Scan the lines below for the string "travel" and copy every one that has it.

----

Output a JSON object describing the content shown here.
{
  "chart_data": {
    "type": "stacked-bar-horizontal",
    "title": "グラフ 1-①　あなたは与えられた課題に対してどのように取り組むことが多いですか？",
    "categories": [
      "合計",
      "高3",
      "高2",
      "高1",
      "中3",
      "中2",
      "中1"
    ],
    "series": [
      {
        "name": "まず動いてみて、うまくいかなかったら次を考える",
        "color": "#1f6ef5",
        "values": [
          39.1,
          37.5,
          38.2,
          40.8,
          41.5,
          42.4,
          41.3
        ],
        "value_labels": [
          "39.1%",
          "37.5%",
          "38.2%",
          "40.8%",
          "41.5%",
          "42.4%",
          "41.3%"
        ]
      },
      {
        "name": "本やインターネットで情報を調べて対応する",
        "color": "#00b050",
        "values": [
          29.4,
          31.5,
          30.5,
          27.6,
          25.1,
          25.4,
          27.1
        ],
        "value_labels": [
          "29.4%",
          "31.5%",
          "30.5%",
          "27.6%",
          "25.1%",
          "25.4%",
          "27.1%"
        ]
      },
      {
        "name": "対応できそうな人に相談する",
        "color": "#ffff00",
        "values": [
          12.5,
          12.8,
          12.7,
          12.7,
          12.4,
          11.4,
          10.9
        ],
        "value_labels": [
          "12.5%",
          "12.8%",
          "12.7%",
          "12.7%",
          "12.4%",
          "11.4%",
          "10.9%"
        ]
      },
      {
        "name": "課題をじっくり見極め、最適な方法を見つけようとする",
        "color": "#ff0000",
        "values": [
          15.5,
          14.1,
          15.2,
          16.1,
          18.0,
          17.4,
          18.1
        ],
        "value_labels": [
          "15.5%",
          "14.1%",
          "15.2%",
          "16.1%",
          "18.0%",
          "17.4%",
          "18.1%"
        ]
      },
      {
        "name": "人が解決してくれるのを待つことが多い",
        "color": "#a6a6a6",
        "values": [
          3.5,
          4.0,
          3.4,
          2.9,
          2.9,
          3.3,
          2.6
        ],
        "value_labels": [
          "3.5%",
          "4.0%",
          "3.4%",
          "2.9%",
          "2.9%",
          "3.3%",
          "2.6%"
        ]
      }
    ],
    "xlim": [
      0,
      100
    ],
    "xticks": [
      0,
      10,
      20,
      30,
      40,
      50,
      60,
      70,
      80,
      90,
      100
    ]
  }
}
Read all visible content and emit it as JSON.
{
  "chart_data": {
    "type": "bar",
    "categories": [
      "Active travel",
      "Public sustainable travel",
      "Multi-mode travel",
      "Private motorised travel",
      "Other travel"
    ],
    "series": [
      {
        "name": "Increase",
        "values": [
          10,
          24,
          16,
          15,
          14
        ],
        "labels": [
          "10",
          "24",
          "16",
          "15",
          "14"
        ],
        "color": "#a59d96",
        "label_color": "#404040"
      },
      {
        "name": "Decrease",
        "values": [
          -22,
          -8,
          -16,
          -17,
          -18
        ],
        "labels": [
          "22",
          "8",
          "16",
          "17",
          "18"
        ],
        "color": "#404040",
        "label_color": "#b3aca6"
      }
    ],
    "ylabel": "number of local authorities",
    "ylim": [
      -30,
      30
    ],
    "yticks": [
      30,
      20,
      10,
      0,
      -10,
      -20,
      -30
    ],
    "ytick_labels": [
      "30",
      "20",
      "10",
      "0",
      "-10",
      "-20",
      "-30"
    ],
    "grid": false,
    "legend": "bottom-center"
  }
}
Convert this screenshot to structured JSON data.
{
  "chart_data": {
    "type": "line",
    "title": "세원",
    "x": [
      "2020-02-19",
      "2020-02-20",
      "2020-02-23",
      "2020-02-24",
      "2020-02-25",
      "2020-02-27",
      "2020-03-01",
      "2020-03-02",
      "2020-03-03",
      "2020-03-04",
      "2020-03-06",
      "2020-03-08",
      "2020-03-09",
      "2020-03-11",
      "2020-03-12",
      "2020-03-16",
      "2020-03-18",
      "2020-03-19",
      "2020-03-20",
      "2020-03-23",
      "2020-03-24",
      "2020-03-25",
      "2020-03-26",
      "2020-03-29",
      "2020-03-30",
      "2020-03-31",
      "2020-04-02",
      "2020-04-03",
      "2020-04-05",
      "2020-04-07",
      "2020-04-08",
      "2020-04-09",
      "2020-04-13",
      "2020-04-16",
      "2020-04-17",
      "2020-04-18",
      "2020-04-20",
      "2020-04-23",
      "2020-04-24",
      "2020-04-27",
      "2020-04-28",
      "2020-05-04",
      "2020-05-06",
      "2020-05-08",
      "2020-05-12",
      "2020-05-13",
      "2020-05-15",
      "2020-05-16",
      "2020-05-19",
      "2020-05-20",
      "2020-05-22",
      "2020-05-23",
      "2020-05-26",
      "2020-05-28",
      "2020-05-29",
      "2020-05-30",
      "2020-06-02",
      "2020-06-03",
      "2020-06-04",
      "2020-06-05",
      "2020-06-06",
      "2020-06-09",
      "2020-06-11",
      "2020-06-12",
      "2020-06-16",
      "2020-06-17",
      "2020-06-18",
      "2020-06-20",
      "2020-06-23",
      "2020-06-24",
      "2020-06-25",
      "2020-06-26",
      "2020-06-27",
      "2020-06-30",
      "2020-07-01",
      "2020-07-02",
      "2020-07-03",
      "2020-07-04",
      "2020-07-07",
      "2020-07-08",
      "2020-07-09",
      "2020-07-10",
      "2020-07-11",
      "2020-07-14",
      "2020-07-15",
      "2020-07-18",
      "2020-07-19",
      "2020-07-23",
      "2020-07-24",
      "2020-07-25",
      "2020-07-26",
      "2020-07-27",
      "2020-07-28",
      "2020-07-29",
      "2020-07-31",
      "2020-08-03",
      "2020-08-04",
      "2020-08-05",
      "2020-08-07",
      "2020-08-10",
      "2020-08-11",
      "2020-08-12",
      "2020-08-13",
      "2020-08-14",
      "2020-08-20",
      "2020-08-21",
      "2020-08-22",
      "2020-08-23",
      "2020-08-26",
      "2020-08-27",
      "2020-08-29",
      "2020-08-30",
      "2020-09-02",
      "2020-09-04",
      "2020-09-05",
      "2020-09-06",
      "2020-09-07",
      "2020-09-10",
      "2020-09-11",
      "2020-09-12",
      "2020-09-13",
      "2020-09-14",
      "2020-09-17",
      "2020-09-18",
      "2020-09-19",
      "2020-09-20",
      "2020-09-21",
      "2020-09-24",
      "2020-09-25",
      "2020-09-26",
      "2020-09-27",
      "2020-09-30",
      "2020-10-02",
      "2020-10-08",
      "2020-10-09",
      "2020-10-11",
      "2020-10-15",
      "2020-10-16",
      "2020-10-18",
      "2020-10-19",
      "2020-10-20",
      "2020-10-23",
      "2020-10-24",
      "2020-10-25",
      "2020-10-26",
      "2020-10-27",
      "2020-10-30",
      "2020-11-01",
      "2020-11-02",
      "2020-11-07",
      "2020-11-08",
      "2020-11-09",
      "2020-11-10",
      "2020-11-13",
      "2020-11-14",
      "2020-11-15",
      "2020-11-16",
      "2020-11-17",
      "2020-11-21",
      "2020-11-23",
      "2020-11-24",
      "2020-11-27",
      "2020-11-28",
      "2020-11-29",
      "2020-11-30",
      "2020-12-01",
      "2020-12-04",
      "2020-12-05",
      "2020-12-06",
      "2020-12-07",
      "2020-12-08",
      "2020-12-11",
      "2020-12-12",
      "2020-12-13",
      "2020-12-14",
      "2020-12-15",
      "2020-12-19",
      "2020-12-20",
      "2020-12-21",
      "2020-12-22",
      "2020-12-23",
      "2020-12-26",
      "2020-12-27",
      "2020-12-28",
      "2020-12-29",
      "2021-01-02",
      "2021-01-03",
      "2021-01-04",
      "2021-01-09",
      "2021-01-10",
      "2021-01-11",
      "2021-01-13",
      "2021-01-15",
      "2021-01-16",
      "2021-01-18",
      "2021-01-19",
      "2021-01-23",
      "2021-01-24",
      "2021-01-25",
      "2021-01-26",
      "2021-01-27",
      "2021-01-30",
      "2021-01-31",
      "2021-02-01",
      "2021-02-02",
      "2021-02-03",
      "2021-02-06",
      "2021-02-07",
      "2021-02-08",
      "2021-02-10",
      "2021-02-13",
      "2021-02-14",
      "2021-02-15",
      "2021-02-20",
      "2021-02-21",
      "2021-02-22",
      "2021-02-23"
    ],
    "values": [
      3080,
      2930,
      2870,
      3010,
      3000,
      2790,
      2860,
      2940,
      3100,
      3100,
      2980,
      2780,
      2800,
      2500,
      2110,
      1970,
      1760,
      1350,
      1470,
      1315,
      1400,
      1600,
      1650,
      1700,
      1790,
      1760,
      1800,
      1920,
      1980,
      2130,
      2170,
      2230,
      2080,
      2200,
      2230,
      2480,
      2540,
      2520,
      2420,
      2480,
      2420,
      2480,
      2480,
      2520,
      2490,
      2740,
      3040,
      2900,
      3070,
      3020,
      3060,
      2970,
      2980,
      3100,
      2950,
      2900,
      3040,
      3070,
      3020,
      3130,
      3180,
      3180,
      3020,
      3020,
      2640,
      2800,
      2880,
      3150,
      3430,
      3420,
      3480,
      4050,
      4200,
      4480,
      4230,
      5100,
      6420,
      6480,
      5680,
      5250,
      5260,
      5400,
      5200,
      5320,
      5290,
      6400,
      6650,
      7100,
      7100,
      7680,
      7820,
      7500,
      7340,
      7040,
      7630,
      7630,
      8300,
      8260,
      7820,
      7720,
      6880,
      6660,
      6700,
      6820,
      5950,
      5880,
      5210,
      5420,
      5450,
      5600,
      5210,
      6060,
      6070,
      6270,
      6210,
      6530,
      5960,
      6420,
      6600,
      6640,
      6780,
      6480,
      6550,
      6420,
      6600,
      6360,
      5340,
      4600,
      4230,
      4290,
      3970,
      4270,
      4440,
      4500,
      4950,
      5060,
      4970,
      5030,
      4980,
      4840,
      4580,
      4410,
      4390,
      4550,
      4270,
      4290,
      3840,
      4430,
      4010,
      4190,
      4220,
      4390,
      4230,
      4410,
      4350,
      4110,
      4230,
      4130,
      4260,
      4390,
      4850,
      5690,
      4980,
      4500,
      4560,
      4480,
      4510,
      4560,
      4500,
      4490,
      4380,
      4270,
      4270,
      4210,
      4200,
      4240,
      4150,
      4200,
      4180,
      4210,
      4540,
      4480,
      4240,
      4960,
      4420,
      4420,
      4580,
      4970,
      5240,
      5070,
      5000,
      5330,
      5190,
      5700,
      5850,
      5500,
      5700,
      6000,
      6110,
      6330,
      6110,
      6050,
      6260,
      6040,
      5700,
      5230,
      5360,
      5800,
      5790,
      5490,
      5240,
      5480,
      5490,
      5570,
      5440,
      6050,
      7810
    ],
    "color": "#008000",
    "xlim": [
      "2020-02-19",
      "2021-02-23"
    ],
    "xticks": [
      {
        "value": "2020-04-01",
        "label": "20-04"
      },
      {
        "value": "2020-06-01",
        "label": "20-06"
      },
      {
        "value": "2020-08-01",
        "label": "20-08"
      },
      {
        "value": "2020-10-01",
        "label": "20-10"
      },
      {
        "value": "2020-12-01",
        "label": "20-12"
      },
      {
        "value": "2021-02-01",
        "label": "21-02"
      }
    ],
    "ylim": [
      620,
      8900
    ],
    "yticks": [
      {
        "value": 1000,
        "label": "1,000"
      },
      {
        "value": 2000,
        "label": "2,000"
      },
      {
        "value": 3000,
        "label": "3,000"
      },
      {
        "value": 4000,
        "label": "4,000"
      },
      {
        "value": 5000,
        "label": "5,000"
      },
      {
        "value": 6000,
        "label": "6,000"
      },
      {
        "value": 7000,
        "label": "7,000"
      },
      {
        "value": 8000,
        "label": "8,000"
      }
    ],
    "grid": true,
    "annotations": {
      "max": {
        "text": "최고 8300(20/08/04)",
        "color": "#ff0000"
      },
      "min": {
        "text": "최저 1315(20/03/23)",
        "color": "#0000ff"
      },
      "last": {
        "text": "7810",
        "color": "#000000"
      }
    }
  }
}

----

| Solution for this exercise |
      "Active travel",
      "Public sustainable travel",
      "Multi-mode travel",
      "Private motorised travel",
      "Other travel"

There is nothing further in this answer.